─── Material supplied ───

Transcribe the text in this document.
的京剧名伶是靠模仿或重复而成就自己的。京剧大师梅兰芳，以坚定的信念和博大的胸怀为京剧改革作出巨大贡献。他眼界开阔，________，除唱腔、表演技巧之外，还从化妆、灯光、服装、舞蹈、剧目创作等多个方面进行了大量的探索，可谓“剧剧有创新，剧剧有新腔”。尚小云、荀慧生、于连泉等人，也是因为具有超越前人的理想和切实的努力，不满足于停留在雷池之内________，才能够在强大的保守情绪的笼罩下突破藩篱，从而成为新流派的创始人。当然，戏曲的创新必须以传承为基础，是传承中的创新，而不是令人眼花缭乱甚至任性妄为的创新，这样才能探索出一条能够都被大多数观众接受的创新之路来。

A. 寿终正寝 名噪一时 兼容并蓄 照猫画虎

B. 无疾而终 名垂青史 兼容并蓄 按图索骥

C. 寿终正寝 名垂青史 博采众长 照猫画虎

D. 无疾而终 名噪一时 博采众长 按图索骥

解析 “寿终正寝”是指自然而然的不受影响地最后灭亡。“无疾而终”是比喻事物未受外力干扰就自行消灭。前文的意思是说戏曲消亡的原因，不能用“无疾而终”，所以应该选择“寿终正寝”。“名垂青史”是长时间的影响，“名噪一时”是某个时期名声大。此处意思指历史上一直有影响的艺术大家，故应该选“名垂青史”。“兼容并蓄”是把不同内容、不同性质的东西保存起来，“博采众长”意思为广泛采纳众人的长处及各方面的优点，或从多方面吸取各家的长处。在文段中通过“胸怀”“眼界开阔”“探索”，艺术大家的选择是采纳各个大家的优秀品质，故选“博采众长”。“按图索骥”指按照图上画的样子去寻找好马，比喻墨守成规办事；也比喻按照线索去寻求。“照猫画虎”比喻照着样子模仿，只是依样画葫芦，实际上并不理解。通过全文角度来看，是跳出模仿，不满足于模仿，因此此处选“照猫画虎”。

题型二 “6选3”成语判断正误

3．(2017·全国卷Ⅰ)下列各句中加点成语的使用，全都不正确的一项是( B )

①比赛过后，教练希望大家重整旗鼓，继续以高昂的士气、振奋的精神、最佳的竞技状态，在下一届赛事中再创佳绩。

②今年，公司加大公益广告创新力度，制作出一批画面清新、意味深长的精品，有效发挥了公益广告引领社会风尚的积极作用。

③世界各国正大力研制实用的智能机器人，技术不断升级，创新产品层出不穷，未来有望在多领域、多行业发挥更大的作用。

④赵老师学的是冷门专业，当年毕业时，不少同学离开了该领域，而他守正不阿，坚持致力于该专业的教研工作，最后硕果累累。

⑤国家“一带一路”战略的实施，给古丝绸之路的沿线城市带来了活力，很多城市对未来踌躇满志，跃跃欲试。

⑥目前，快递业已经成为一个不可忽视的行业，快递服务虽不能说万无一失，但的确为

───

## Your instructions
Which lines contain the word "名垂青史"? Copy each one.

## The solution
B. 无疾而终 名垂青史 兼容并蓄 按图索骥
C. 寿终正寝 名垂青史 博采众长 照猫画虎
解析 “寿终正寝”是指自然而然的不受影响地最后灭亡。“无疾而终”是比喻事物未受外力干扰就自行消灭。前文的意思是说戏曲消亡的原因，不能用“无疾而终”，所以应该选择“寿终正寝”。“名垂青史”是长时间的影响，“名噪一时”是某个时期名声大。此处意思指历史上一直有影响的艺术大家，故应该选“名垂青史”。“兼容并蓄”是把不同内容、不同性质的东西保存起来，“博采众长”意思为广泛采纳众人的长处及各方面的优点，或从多方面吸取各家的长处。在文段中通过“胸怀”“眼界开阔”“探索”，艺术大家的选择是采纳各个大家的优秀品质，故选“博采众长”。“按图索骥”指按照图上画的样子去寻找好马，比喻墨守成规办事；也比喻按照线索去寻求。“照猫画虎”比喻照着样子模仿，只是依样画葫芦，实际上并不理解。通过全文角度来看，是跳出模仿，不满足于模仿，因此此处选“照猫画虎”。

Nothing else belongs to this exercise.